Dataset records:

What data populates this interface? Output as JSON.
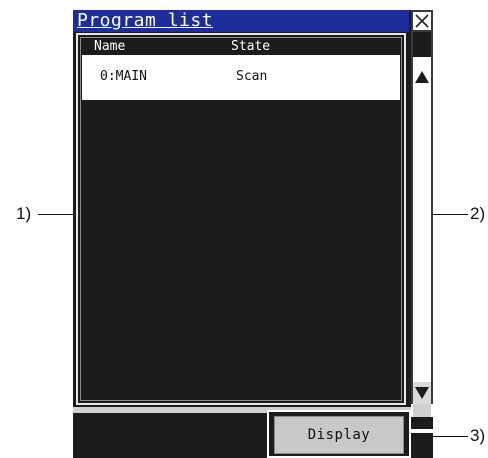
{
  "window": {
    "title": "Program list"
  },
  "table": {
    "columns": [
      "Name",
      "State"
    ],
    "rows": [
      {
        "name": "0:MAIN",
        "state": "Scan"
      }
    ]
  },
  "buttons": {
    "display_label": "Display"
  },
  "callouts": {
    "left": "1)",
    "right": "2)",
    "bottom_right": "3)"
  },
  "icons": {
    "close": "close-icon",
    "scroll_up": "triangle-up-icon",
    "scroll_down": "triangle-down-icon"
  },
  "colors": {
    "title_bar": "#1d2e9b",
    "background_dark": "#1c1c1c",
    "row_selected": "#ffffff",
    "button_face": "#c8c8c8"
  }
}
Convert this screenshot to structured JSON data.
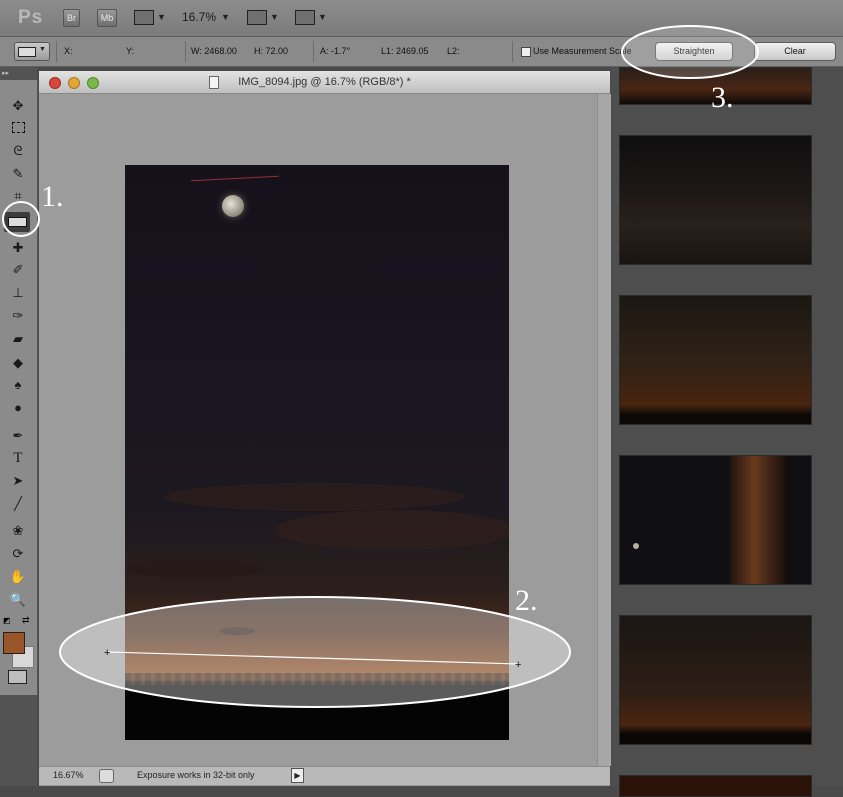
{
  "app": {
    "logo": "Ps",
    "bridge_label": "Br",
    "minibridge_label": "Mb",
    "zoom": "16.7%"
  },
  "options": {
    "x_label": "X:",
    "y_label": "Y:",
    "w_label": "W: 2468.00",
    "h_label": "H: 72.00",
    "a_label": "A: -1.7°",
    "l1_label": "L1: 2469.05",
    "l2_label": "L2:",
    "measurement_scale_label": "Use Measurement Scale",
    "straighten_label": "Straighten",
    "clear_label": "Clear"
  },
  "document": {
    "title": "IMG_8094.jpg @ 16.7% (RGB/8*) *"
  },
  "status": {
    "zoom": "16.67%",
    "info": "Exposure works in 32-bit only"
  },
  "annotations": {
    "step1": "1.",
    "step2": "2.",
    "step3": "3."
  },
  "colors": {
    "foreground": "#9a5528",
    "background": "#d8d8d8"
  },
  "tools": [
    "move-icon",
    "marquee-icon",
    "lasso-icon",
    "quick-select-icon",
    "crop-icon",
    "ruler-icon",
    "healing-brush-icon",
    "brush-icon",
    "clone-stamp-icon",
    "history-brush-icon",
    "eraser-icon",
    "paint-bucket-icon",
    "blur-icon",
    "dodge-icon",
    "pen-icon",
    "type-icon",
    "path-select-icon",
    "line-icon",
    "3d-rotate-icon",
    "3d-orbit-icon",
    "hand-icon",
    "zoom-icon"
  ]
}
...
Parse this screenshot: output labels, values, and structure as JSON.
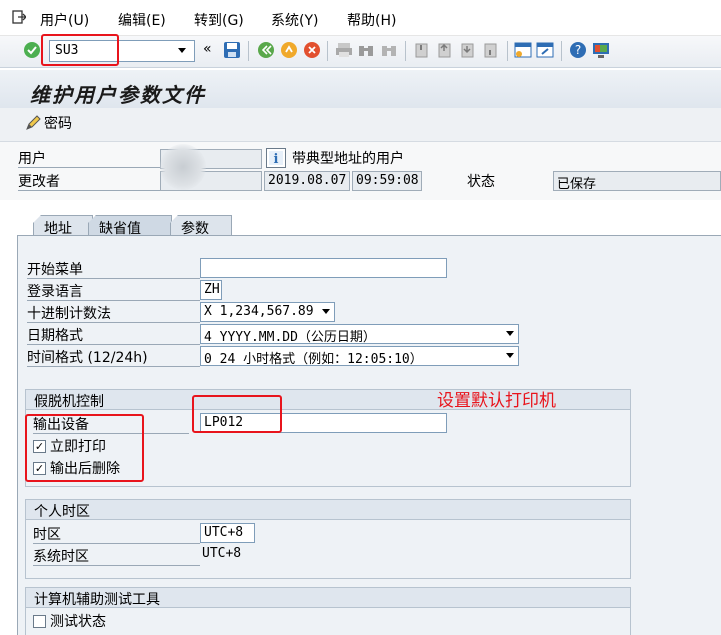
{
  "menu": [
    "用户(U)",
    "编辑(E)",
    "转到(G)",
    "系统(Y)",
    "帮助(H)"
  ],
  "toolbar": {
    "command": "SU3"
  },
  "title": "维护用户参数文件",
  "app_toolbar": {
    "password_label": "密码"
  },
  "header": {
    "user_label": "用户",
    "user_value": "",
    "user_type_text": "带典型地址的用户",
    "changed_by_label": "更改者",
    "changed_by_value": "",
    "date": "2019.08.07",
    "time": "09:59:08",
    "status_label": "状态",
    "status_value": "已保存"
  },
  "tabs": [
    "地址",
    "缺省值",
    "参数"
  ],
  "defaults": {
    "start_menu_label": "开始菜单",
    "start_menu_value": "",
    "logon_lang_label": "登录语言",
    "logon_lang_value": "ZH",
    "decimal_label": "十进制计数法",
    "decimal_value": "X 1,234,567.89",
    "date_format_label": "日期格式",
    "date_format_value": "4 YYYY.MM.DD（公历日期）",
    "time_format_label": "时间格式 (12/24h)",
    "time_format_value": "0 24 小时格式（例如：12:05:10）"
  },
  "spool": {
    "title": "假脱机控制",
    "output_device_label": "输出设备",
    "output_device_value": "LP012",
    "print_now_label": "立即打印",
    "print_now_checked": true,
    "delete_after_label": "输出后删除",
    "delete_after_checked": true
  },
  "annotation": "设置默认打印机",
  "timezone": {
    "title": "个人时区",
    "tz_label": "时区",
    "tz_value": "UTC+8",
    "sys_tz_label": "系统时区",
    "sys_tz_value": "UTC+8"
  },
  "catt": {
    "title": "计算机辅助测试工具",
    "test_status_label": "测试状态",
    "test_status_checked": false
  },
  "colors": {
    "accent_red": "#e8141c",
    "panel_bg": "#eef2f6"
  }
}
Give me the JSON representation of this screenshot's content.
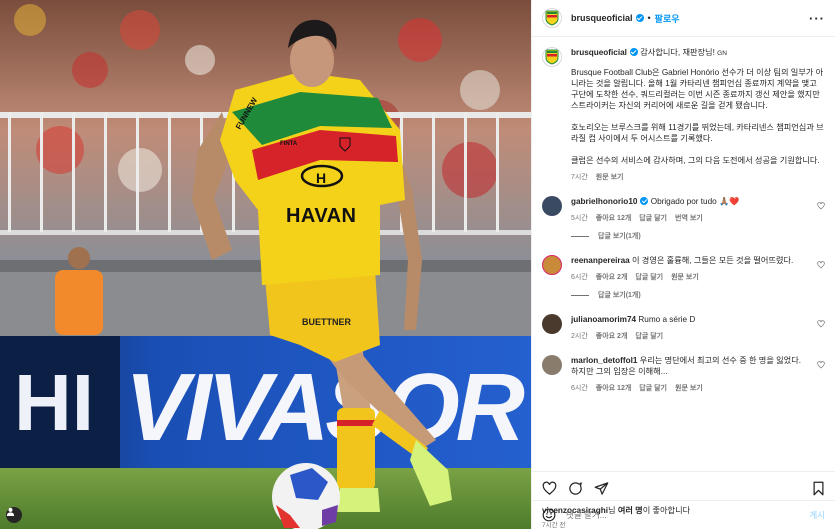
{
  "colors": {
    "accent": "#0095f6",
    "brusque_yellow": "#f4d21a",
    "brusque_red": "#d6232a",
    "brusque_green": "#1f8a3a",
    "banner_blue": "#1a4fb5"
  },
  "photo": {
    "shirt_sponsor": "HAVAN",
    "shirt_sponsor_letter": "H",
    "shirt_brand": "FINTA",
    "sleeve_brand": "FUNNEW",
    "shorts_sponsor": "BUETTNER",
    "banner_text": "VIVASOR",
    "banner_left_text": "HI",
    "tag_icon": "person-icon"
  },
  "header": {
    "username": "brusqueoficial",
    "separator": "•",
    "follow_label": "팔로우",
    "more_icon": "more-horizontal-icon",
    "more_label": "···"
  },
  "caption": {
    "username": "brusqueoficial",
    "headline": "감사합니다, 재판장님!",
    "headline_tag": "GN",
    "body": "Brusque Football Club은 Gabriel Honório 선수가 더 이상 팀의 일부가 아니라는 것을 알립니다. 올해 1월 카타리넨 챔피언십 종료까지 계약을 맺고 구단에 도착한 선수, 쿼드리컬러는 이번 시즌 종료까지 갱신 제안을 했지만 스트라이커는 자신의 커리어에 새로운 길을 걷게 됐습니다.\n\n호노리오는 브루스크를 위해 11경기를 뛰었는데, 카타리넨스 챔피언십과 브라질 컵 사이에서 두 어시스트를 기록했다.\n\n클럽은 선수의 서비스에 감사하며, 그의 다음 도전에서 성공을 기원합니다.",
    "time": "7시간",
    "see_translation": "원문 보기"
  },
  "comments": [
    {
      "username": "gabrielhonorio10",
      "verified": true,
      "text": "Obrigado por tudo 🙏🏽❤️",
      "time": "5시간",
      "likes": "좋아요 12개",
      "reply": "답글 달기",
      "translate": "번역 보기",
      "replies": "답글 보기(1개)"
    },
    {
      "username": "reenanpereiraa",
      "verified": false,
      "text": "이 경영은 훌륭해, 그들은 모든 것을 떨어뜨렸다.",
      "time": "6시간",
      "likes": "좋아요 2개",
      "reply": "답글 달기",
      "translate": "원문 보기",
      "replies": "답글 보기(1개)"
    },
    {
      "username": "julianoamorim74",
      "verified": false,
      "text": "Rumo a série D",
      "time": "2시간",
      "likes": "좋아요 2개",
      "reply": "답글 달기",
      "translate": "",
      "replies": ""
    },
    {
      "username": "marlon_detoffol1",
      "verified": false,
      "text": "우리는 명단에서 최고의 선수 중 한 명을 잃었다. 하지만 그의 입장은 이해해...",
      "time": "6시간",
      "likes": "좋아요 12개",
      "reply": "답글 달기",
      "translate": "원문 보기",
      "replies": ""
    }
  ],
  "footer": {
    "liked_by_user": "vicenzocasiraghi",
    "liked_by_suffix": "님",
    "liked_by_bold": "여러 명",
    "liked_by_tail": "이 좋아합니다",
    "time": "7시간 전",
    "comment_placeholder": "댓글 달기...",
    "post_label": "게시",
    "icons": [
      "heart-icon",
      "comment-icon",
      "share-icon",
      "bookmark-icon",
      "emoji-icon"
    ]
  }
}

Task brief: Search the lines for the word "true" and report how many contain it, by number only.

Expected answer: 3